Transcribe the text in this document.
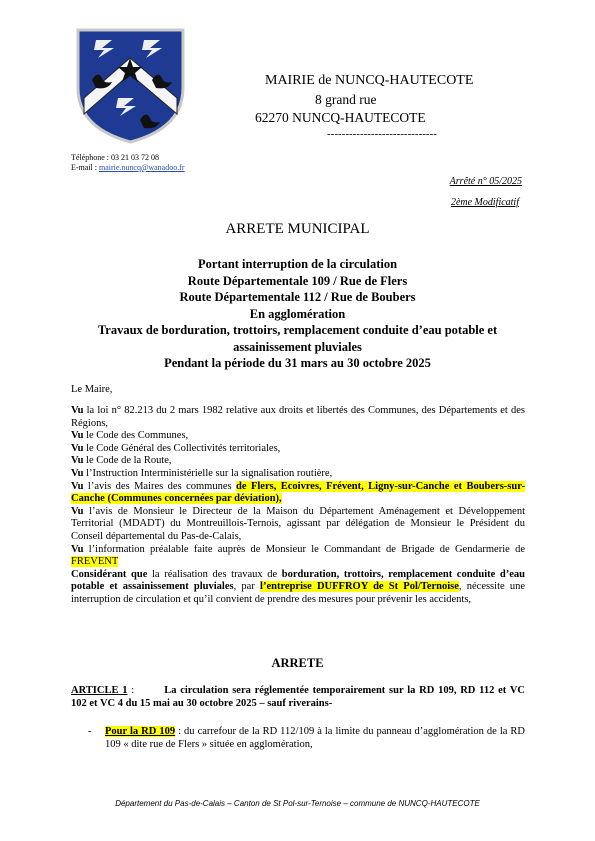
MAIRIE de NUNCQ-HAUTECOTE
8 grand rue
62270 NUNCQ-HAUTECOTE
------------------------------
Téléphone : 03 21 03 72 08
E-mail : mairie.nuncq@wanadoo.fr
Arrêté n° 05/2025
2ème Modificatif
ARRETE MUNICIPAL
Portant interruption de la circulation
Route Départementale 109 / Rue de Flers
Route Départementale 112 / Rue de Boubers
En agglomération
Travaux de borduration, trottoirs, remplacement conduite d’eau potable et assainissement pluviales
Pendant la période du 31 mars au 30 octobre 2025
Le Maire,

Vu la loi n° 82.213 du 2 mars 1982 relative aux droits et libertés des Communes, des Départements et des Régions,

Vu le Code des Communes,

Vu le Code Général des Collectivités territoriales,

Vu le Code de la Route,

Vu l’Instruction Interministérielle sur la signalisation routière,

Vu l’avis des Maires des communes de Flers, Ecoivres, Frévent, Ligny-sur-Canche et Boubers-sur-Canche (Communes concernées par déviation),

Vu l’avis de Monsieur le Directeur de la Maison du Département Aménagement et Développement Territorial (MDADT) du Montreuillois-Ternois, agissant par délégation de Monsieur le Président du Conseil départemental du Pas-de-Calais,

Vu l’information préalable faite auprès de Monsieur le Commandant de Brigade de Gendarmerie de FREVENT

Considérant que la réalisation des travaux de borduration, trottoirs, remplacement conduite d’eau potable et assainissement pluviales, par l’entreprise DUFFROY de St Pol/Ternoise, nécessite une interruption de circulation et qu’il convient de prendre des mesures pour prévenir les accidents,

ARRETE
ARTICLE 1 :	La circulation sera réglementée temporairement sur la RD 109, RD 112 et VC 102 et VC 4 du 15 mai au 30 octobre 2025 – sauf riverains-
- Pour la RD 109 : du carrefour de la RD 112/109 à la limite du panneau d’agglomération de la RD 109 « dite rue de Flers » située en agglomération,
Département du Pas-de-Calais – Canton de St Pol-sur-Ternoise – commune de NUNCQ-HAUTECOTE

_YOUR TASK_
Reproduce every line above as written, skipping pictures.

_ANSWER TO THE PROBLEM_
Transcribe the text in this document.
MAIRIE de NUNCQ-HAUTECOTE
8 grand rue
62270 NUNCQ-HAUTECOTE
------------------------------
Téléphone : 03 21 03 72 08
E-mail : mairie.nuncq@wanadoo.fr
Arrêté n° 05/2025
2ème Modificatif
ARRETE MUNICIPAL
Portant interruption de la circulation
Route Départementale 109 / Rue de Flers
Route Départementale 112 / Rue de Boubers
En agglomération
Travaux de borduration, trottoirs, remplacement conduite d’eau potable et assainissement pluviales
Pendant la période du 31 mars au 30 octobre 2025
Le Maire,

Vu la loi n° 82.213 du 2 mars 1982 relative aux droits et libertés des Communes, des Départements et des Régions,

Vu le Code des Communes,

Vu le Code Général des Collectivités territoriales,

Vu le Code de la Route,

Vu l’Instruction Interministérielle sur la signalisation routière,

Vu l’avis des Maires des communes de Flers, Ecoivres, Frévent, Ligny-sur-Canche et Boubers-sur-Canche (Communes concernées par déviation),

Vu l’avis de Monsieur le Directeur de la Maison du Département Aménagement et Développement Territorial (MDADT) du Montreuillois-Ternois, agissant par délégation de Monsieur le Président du Conseil départemental du Pas-de-Calais,

Vu l’information préalable faite auprès de Monsieur le Commandant de Brigade de Gendarmerie de FREVENT

Considérant que la réalisation des travaux de borduration, trottoirs, remplacement conduite d’eau potable et assainissement pluviales, par l’entreprise DUFFROY de St Pol/Ternoise, nécessite une interruption de circulation et qu’il convient de prendre des mesures pour prévenir les accidents,

ARRETE
ARTICLE 1 :	La circulation sera réglementée temporairement sur la RD 109, RD 112 et VC 102 et VC 4 du 15 mai au 30 octobre 2025 – sauf riverains-
- Pour la RD 109 : du carrefour de la RD 112/109 à la limite du panneau d’agglomération de la RD 109 « dite rue de Flers » située en agglomération,
Département du Pas-de-Calais – Canton de St Pol-sur-Ternoise – commune de NUNCQ-HAUTECOTE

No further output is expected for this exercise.